Excerpted records:
==*==
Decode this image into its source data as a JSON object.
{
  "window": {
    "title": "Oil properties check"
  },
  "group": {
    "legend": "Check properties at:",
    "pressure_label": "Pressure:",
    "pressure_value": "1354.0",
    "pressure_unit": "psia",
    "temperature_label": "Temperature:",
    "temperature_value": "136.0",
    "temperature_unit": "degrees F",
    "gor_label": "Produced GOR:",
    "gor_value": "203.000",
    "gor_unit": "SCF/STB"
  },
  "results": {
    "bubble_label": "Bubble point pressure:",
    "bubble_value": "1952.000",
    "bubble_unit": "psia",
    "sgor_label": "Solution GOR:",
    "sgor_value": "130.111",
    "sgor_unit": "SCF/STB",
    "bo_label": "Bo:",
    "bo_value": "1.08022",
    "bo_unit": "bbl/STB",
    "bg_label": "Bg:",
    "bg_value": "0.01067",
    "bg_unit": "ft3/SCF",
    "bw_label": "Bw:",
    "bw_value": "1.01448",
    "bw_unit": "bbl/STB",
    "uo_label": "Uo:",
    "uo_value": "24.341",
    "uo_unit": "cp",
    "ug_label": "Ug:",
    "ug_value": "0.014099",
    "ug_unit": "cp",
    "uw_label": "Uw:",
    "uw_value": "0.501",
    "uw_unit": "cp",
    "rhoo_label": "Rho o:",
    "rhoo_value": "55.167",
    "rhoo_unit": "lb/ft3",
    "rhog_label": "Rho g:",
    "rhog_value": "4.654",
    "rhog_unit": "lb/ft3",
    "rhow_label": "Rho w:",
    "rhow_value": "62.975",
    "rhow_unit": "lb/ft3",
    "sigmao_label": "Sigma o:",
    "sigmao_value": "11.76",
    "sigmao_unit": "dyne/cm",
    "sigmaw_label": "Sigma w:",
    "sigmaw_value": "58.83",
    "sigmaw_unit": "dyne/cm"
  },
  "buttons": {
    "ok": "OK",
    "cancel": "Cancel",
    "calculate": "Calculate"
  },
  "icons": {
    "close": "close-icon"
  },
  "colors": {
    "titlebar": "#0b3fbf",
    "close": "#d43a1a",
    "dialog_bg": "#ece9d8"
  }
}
==*==
Exercise details: From the records above, extract each line exactly as shown.

Task response:
Decode this image into its source data as a JSON object.
{
  "window": {
    "title": "Oil properties check"
  },
  "group": {
    "legend": "Check properties at:",
    "pressure_label": "Pressure:",
    "pressure_value": "1354.0",
    "pressure_unit": "psia",
    "temperature_label": "Temperature:",
    "temperature_value": "136.0",
    "temperature_unit": "degrees F",
    "gor_label": "Produced GOR:",
    "gor_value": "203.000",
    "gor_unit": "SCF/STB"
  },
  "results": {
    "bubble_label": "Bubble point pressure:",
    "bubble_value": "1952.000",
    "bubble_unit": "psia",
    "sgor_label": "Solution GOR:",
    "sgor_value": "130.111",
    "sgor_unit": "SCF/STB",
    "bo_label": "Bo:",
    "bo_value": "1.08022",
    "bo_unit": "bbl/STB",
    "bg_label": "Bg:",
    "bg_value": "0.01067",
    "bg_unit": "ft3/SCF",
    "bw_label": "Bw:",
    "bw_value": "1.01448",
    "bw_unit": "bbl/STB",
    "uo_label": "Uo:",
    "uo_value": "24.341",
    "uo_unit": "cp",
    "ug_label": "Ug:",
    "ug_value": "0.014099",
    "ug_unit": "cp",
    "uw_label": "Uw:",
    "uw_value": "0.501",
    "uw_unit": "cp",
    "rhoo_label": "Rho o:",
    "rhoo_value": "55.167",
    "rhoo_unit": "lb/ft3",
    "rhog_label": "Rho g:",
    "rhog_value": "4.654",
    "rhog_unit": "lb/ft3",
    "rhow_label": "Rho w:",
    "rhow_value": "62.975",
    "rhow_unit": "lb/ft3",
    "sigmao_label": "Sigma o:",
    "sigmao_value": "11.76",
    "sigmao_unit": "dyne/cm",
    "sigmaw_label": "Sigma w:",
    "sigmaw_value": "58.83",
    "sigmaw_unit": "dyne/cm"
  },
  "buttons": {
    "ok": "OK",
    "cancel": "Cancel",
    "calculate": "Calculate"
  },
  "icons": {
    "close": "close-icon"
  },
  "colors": {
    "titlebar": "#0b3fbf",
    "close": "#d43a1a",
    "dialog_bg": "#ece9d8"
  }
}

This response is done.